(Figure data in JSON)
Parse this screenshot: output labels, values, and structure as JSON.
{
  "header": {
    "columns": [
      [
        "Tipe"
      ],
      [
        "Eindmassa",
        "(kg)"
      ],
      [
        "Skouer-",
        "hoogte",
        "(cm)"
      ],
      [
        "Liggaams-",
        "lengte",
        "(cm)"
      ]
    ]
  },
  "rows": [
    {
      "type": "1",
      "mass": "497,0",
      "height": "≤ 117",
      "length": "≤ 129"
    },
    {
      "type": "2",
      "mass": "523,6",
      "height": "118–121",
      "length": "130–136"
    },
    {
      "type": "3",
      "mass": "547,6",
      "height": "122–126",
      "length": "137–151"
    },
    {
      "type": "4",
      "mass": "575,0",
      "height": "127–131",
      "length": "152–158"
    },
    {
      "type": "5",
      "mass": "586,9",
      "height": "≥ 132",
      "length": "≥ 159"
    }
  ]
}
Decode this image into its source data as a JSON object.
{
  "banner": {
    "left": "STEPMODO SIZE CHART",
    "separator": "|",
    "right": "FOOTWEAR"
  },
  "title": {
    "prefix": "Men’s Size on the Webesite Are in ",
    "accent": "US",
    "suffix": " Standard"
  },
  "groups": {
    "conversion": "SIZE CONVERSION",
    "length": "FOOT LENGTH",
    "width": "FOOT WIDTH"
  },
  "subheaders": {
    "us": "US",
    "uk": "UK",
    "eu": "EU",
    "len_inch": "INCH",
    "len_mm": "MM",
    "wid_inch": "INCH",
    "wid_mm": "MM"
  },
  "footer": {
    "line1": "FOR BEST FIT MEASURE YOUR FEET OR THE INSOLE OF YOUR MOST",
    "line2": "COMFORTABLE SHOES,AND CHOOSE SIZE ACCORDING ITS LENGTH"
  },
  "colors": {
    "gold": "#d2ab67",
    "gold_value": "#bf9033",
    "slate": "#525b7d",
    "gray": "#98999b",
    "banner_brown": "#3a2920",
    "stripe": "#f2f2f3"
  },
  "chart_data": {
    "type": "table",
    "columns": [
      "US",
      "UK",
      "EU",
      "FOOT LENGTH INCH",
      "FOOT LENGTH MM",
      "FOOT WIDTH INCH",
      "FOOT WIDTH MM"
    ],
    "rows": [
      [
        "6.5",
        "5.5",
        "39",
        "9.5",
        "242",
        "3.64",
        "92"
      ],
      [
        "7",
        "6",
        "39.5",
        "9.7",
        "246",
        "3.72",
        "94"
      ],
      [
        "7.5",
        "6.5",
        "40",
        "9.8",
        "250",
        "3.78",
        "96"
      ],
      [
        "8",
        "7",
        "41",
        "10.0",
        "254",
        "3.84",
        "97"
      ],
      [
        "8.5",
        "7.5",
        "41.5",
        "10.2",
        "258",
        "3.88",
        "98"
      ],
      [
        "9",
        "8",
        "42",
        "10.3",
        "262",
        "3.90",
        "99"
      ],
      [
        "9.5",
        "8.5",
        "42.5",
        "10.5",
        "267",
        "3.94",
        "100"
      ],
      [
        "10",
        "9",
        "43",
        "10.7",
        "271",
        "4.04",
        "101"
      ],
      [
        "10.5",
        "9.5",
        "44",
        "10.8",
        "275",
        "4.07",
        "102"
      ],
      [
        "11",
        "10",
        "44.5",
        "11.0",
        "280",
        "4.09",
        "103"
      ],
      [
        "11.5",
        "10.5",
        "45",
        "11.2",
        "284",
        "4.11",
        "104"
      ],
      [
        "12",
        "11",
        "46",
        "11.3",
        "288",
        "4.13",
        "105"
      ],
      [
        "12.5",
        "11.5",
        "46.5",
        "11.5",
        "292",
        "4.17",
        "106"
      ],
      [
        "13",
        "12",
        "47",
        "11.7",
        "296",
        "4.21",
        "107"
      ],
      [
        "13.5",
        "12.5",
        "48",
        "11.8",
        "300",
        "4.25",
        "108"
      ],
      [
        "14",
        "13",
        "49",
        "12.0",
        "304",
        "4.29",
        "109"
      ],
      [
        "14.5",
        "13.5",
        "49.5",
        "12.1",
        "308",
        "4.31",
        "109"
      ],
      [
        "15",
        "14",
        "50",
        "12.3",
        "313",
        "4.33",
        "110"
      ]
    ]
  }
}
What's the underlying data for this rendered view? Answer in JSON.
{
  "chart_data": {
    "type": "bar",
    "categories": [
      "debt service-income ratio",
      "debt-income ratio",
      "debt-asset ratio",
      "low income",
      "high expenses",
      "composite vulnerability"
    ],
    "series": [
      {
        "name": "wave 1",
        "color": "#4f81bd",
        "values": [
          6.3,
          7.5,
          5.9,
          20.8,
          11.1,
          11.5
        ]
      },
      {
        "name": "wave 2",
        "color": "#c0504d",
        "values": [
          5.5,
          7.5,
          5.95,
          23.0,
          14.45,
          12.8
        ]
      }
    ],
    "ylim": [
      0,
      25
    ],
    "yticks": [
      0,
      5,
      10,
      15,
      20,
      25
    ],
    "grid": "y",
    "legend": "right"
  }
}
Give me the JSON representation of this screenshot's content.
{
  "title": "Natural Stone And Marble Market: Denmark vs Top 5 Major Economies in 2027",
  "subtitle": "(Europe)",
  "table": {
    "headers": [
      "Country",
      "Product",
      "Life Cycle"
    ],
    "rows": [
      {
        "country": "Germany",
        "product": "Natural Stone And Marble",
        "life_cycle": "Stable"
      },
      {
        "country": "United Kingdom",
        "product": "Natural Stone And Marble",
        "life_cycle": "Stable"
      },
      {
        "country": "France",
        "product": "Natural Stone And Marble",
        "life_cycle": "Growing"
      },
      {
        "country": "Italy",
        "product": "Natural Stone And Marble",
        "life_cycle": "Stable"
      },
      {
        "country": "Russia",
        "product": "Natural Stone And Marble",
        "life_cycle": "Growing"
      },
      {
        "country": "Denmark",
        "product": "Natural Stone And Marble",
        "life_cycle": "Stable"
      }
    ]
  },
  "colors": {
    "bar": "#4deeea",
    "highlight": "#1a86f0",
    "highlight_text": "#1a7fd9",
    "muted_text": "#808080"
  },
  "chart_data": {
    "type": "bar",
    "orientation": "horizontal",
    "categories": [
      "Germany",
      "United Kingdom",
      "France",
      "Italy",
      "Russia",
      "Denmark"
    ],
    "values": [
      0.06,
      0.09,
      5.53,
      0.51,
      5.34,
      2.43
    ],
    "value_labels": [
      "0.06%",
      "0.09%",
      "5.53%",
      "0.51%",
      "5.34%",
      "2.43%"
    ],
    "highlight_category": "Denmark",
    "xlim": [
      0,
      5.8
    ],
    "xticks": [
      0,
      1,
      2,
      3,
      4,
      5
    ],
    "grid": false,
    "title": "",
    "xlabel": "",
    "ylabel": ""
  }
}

Do this: Please copy out each record, character for character.

Answer to the problem:
Parse this screenshot: output labels, values, and structure as JSON.
{
  "header": {
    "columns": [
      [
        "Tipe"
      ],
      [
        "Eindmassa",
        "(kg)"
      ],
      [
        "Skouer-",
        "hoogte",
        "(cm)"
      ],
      [
        "Liggaams-",
        "lengte",
        "(cm)"
      ]
    ]
  },
  "rows": [
    {
      "type": "1",
      "mass": "497,0",
      "height": "≤ 117",
      "length": "≤ 129"
    },
    {
      "type": "2",
      "mass": "523,6",
      "height": "118–121",
      "length": "130–136"
    },
    {
      "type": "3",
      "mass": "547,6",
      "height": "122–126",
      "length": "137–151"
    },
    {
      "type": "4",
      "mass": "575,0",
      "height": "127–131",
      "length": "152–158"
    },
    {
      "type": "5",
      "mass": "586,9",
      "height": "≥ 132",
      "length": "≥ 159"
    }
  ]
}
Decode this image into its source data as a JSON object.
{
  "banner": {
    "left": "STEPMODO SIZE CHART",
    "separator": "|",
    "right": "FOOTWEAR"
  },
  "title": {
    "prefix": "Men’s Size on the Webesite Are in ",
    "accent": "US",
    "suffix": " Standard"
  },
  "groups": {
    "conversion": "SIZE CONVERSION",
    "length": "FOOT LENGTH",
    "width": "FOOT WIDTH"
  },
  "subheaders": {
    "us": "US",
    "uk": "UK",
    "eu": "EU",
    "len_inch": "INCH",
    "len_mm": "MM",
    "wid_inch": "INCH",
    "wid_mm": "MM"
  },
  "footer": {
    "line1": "FOR BEST FIT MEASURE YOUR FEET OR THE INSOLE OF YOUR MOST",
    "line2": "COMFORTABLE SHOES,AND CHOOSE SIZE ACCORDING ITS LENGTH"
  },
  "colors": {
    "gold": "#d2ab67",
    "gold_value": "#bf9033",
    "slate": "#525b7d",
    "gray": "#98999b",
    "banner_brown": "#3a2920",
    "stripe": "#f2f2f3"
  },
  "chart_data": {
    "type": "table",
    "columns": [
      "US",
      "UK",
      "EU",
      "FOOT LENGTH INCH",
      "FOOT LENGTH MM",
      "FOOT WIDTH INCH",
      "FOOT WIDTH MM"
    ],
    "rows": [
      [
        "6.5",
        "5.5",
        "39",
        "9.5",
        "242",
        "3.64",
        "92"
      ],
      [
        "7",
        "6",
        "39.5",
        "9.7",
        "246",
        "3.72",
        "94"
      ],
      [
        "7.5",
        "6.5",
        "40",
        "9.8",
        "250",
        "3.78",
        "96"
      ],
      [
        "8",
        "7",
        "41",
        "10.0",
        "254",
        "3.84",
        "97"
      ],
      [
        "8.5",
        "7.5",
        "41.5",
        "10.2",
        "258",
        "3.88",
        "98"
      ],
      [
        "9",
        "8",
        "42",
        "10.3",
        "262",
        "3.90",
        "99"
      ],
      [
        "9.5",
        "8.5",
        "42.5",
        "10.5",
        "267",
        "3.94",
        "100"
      ],
      [
        "10",
        "9",
        "43",
        "10.7",
        "271",
        "4.04",
        "101"
      ],
      [
        "10.5",
        "9.5",
        "44",
        "10.8",
        "275",
        "4.07",
        "102"
      ],
      [
        "11",
        "10",
        "44.5",
        "11.0",
        "280",
        "4.09",
        "103"
      ],
      [
        "11.5",
        "10.5",
        "45",
        "11.2",
        "284",
        "4.11",
        "104"
      ],
      [
        "12",
        "11",
        "46",
        "11.3",
        "288",
        "4.13",
        "105"
      ],
      [
        "12.5",
        "11.5",
        "46.5",
        "11.5",
        "292",
        "4.17",
        "106"
      ],
      [
        "13",
        "12",
        "47",
        "11.7",
        "296",
        "4.21",
        "107"
      ],
      [
        "13.5",
        "12.5",
        "48",
        "11.8",
        "300",
        "4.25",
        "108"
      ],
      [
        "14",
        "13",
        "49",
        "12.0",
        "304",
        "4.29",
        "109"
      ],
      [
        "14.5",
        "13.5",
        "49.5",
        "12.1",
        "308",
        "4.31",
        "109"
      ],
      [
        "15",
        "14",
        "50",
        "12.3",
        "313",
        "4.33",
        "110"
      ]
    ]
  }
}
What's the underlying data for this rendered view? Answer in JSON.
{
  "chart_data": {
    "type": "bar",
    "categories": [
      "debt service-income ratio",
      "debt-income ratio",
      "debt-asset ratio",
      "low income",
      "high expenses",
      "composite vulnerability"
    ],
    "series": [
      {
        "name": "wave 1",
        "color": "#4f81bd",
        "values": [
          6.3,
          7.5,
          5.9,
          20.8,
          11.1,
          11.5
        ]
      },
      {
        "name": "wave 2",
        "color": "#c0504d",
        "values": [
          5.5,
          7.5,
          5.95,
          23.0,
          14.45,
          12.8
        ]
      }
    ],
    "ylim": [
      0,
      25
    ],
    "yticks": [
      0,
      5,
      10,
      15,
      20,
      25
    ],
    "grid": "y",
    "legend": "right"
  }
}
Give me the JSON representation of this screenshot's content.
{
  "title": "Natural Stone And Marble Market: Denmark vs Top 5 Major Economies in 2027",
  "subtitle": "(Europe)",
  "table": {
    "headers": [
      "Country",
      "Product",
      "Life Cycle"
    ],
    "rows": [
      {
        "country": "Germany",
        "product": "Natural Stone And Marble",
        "life_cycle": "Stable"
      },
      {
        "country": "United Kingdom",
        "product": "Natural Stone And Marble",
        "life_cycle": "Stable"
      },
      {
        "country": "France",
        "product": "Natural Stone And Marble",
        "life_cycle": "Growing"
      },
      {
        "country": "Italy",
        "product": "Natural Stone And Marble",
        "life_cycle": "Stable"
      },
      {
        "country": "Russia",
        "product": "Natural Stone And Marble",
        "life_cycle": "Growing"
      },
      {
        "country": "Denmark",
        "product": "Natural Stone And Marble",
        "life_cycle": "Stable"
      }
    ]
  },
  "colors": {
    "bar": "#4deeea",
    "highlight": "#1a86f0",
    "highlight_text": "#1a7fd9",
    "muted_text": "#808080"
  },
  "chart_data": {
    "type": "bar",
    "orientation": "horizontal",
    "categories": [
      "Germany",
      "United Kingdom",
      "France",
      "Italy",
      "Russia",
      "Denmark"
    ],
    "values": [
      0.06,
      0.09,
      5.53,
      0.51,
      5.34,
      2.43
    ],
    "value_labels": [
      "0.06%",
      "0.09%",
      "5.53%",
      "0.51%",
      "5.34%",
      "2.43%"
    ],
    "highlight_category": "Denmark",
    "xlim": [
      0,
      5.8
    ],
    "xticks": [
      0,
      1,
      2,
      3,
      4,
      5
    ],
    "grid": false,
    "title": "",
    "xlabel": "",
    "ylabel": ""
  }
}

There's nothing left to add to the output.